What you will do = Extract, from the records beneath this instruction, each line that contains the word "Tárgyévi".

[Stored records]

===

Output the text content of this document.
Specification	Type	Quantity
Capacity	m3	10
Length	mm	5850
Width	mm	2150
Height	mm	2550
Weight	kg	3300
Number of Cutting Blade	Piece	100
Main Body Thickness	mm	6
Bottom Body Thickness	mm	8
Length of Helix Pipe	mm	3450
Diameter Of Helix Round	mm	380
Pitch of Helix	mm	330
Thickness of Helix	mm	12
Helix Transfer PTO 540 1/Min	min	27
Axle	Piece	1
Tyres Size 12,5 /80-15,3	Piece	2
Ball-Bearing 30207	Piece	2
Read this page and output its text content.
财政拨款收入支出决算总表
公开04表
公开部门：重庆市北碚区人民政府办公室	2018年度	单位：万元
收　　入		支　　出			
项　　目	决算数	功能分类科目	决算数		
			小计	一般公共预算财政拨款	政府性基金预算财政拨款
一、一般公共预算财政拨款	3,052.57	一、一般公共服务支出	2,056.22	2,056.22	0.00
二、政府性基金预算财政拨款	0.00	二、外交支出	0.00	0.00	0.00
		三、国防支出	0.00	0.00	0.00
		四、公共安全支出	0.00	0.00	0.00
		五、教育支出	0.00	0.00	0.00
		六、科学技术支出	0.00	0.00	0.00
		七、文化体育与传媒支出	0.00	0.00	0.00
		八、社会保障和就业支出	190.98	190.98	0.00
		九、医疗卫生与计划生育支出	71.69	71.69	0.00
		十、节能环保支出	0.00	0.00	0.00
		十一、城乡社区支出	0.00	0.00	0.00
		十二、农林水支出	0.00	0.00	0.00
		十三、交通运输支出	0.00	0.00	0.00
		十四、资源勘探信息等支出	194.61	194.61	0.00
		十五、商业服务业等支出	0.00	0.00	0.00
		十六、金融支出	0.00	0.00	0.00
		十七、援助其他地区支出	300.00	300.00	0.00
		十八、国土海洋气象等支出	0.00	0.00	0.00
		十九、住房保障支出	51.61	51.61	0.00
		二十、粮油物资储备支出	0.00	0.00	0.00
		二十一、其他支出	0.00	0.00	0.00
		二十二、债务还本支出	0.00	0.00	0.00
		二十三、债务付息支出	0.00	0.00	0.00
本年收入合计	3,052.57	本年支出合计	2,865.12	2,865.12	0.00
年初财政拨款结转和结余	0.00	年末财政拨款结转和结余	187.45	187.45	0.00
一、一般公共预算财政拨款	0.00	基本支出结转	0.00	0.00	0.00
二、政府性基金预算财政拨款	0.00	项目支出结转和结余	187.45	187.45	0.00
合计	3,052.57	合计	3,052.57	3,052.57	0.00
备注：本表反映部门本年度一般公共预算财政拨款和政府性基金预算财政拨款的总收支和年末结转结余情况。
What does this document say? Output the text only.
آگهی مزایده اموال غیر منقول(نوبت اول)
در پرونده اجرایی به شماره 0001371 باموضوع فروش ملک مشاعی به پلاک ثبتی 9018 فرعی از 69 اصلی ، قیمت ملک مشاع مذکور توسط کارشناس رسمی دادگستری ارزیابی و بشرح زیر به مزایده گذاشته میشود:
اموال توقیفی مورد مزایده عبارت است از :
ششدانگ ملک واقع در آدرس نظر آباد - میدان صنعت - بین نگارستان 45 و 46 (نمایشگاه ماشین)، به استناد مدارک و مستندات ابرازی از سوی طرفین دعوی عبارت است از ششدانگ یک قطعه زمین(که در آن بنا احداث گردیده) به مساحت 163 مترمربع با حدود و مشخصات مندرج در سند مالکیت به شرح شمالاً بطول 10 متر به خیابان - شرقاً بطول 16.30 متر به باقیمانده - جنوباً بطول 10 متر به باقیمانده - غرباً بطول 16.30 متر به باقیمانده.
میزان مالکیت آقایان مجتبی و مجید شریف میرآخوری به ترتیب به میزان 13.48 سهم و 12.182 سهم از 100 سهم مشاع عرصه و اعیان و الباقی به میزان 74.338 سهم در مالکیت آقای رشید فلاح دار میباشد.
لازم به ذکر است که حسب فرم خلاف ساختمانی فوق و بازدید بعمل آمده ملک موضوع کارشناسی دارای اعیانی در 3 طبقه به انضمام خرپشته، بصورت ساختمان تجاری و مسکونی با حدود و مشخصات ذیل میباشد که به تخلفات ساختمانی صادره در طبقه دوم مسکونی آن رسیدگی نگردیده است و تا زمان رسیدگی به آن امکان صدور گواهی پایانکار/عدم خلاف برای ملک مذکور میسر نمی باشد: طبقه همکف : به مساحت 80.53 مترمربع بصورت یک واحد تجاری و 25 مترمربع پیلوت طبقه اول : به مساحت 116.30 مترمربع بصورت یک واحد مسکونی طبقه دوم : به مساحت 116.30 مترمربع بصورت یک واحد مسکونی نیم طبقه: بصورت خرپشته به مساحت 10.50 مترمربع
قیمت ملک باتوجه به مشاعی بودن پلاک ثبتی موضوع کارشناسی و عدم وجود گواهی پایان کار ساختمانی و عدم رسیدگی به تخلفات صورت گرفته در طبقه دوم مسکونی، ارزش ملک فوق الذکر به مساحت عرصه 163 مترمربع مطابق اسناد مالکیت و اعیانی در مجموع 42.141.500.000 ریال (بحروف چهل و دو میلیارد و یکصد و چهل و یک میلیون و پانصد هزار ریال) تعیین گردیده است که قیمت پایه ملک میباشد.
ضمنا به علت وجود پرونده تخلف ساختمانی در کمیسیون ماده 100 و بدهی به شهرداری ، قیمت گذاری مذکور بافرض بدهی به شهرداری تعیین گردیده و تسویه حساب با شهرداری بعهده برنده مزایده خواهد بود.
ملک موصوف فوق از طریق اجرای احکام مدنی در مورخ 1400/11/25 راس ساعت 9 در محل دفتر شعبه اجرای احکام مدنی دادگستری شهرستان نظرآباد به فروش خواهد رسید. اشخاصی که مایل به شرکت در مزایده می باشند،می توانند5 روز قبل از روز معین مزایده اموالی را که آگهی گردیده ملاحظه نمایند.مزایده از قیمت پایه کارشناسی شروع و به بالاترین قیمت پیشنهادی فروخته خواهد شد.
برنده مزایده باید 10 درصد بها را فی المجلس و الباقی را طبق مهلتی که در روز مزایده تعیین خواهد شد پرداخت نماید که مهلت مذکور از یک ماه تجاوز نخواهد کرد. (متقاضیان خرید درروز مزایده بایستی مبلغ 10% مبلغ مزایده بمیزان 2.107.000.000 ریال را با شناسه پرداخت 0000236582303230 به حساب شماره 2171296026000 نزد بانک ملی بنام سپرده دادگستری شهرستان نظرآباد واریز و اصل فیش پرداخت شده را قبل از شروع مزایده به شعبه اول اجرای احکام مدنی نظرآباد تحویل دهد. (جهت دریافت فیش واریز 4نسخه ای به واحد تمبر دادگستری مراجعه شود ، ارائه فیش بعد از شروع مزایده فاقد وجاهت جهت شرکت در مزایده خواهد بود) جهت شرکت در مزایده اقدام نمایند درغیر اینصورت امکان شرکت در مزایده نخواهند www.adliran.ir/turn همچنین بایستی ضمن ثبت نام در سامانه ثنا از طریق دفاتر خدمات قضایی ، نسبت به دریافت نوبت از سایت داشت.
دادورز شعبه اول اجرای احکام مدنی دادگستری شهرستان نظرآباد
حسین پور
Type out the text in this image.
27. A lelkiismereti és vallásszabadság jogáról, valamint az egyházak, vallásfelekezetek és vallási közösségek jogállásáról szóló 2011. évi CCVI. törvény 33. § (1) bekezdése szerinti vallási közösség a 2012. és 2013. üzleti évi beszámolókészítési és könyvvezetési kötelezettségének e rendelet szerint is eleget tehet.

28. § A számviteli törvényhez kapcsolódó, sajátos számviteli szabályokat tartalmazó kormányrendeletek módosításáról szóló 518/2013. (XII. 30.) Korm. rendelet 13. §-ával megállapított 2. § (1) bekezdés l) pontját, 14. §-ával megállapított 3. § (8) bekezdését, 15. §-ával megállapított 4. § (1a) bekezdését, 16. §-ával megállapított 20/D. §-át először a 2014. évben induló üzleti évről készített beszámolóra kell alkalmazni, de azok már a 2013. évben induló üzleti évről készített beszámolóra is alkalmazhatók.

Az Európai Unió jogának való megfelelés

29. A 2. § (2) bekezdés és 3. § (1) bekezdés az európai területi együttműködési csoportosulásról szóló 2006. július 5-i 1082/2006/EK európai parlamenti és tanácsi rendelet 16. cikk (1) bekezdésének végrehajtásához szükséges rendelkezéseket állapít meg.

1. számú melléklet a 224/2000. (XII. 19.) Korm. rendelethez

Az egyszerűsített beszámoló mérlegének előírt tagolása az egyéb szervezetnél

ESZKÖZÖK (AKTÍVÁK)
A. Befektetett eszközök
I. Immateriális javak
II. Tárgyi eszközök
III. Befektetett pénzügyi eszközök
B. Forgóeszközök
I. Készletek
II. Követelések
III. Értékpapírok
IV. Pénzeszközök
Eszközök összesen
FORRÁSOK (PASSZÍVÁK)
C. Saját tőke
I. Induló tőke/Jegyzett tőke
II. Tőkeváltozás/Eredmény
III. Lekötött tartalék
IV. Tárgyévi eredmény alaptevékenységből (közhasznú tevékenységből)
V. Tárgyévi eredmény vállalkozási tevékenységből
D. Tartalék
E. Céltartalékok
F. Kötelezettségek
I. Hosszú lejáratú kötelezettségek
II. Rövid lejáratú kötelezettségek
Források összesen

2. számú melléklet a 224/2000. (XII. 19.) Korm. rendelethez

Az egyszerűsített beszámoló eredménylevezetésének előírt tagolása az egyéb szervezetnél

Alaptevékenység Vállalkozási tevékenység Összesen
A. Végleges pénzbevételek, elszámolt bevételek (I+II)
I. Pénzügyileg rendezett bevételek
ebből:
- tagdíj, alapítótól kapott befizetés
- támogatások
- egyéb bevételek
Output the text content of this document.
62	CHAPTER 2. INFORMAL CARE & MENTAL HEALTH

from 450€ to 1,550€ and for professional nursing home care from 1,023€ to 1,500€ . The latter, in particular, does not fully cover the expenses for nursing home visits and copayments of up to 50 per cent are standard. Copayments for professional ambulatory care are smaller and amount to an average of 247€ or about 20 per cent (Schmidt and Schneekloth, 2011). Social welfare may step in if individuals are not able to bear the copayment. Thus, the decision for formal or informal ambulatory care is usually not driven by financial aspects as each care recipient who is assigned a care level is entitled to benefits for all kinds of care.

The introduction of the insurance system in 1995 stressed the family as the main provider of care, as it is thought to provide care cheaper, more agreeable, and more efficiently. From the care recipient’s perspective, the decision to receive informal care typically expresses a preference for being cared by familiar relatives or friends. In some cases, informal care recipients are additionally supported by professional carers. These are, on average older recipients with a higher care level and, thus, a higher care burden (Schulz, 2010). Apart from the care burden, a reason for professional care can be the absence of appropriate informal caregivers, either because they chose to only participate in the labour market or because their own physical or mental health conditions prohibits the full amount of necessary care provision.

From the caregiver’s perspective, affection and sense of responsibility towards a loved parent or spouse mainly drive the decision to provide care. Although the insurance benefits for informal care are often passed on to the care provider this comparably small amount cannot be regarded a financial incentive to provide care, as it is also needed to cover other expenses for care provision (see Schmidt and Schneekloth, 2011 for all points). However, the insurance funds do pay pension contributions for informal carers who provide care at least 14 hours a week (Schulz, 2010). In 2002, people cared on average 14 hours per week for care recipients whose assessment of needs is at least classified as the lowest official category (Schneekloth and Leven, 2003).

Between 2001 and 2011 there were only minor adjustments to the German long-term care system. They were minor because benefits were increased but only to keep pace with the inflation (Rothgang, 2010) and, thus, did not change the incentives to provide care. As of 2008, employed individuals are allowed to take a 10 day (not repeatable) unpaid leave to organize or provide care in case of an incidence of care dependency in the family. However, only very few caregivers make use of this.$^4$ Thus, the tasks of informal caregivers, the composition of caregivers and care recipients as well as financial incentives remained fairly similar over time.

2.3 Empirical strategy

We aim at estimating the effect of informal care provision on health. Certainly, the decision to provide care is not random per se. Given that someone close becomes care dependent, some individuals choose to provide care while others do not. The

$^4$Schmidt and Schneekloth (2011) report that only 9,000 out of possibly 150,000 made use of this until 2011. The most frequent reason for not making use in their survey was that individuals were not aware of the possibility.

===

Worked answer =
IV. Tárgyévi eredmény alaptevékenységből (közhasznú tevékenységből)
V. Tárgyévi eredmény vállalkozási tevékenységből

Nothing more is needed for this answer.